- Stated problem:
Quote every line of the material beneath this one.
─── Data to use
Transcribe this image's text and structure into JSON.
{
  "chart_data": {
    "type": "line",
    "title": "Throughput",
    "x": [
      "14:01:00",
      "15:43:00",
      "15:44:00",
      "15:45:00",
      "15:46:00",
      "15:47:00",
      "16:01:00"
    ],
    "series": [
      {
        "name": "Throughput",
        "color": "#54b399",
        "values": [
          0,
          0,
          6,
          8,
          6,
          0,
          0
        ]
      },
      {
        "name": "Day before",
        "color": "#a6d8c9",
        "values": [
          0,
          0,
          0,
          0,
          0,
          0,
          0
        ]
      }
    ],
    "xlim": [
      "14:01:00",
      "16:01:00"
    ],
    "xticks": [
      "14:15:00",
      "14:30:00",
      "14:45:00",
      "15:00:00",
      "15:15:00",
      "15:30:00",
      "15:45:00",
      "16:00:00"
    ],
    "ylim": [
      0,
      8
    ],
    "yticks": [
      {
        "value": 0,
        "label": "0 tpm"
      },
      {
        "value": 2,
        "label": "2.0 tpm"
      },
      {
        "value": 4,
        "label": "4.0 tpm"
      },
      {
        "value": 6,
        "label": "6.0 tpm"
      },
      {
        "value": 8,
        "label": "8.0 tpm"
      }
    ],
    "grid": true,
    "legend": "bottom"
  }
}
──────
- Answer to the problem:
Transcribe this image's text and structure into JSON.
{
  "chart_data": {
    "type": "line",
    "title": "Throughput",
    "x": [
      "14:01:00",
      "15:43:00",
      "15:44:00",
      "15:45:00",
      "15:46:00",
      "15:47:00",
      "16:01:00"
    ],
    "series": [
      {
        "name": "Throughput",
        "color": "#54b399",
        "values": [
          0,
          0,
          6,
          8,
          6,
          0,
          0
        ]
      },
      {
        "name": "Day before",
        "color": "#a6d8c9",
        "values": [
          0,
          0,
          0,
          0,
          0,
          0,
          0
        ]
      }
    ],
    "xlim": [
      "14:01:00",
      "16:01:00"
    ],
    "xticks": [
      "14:15:00",
      "14:30:00",
      "14:45:00",
      "15:00:00",
      "15:15:00",
      "15:30:00",
      "15:45:00",
      "16:00:00"
    ],
    "ylim": [
      0,
      8
    ],
    "yticks": [
      {
        "value": 0,
        "label": "0 tpm"
      },
      {
        "value": 2,
        "label": "2.0 tpm"
      },
      {
        "value": 4,
        "label": "4.0 tpm"
      },
      {
        "value": 6,
        "label": "6.0 tpm"
      },
      {
        "value": 8,
        "label": "8.0 tpm"
      }
    ],
    "grid": true,
    "legend": "bottom"
  }
}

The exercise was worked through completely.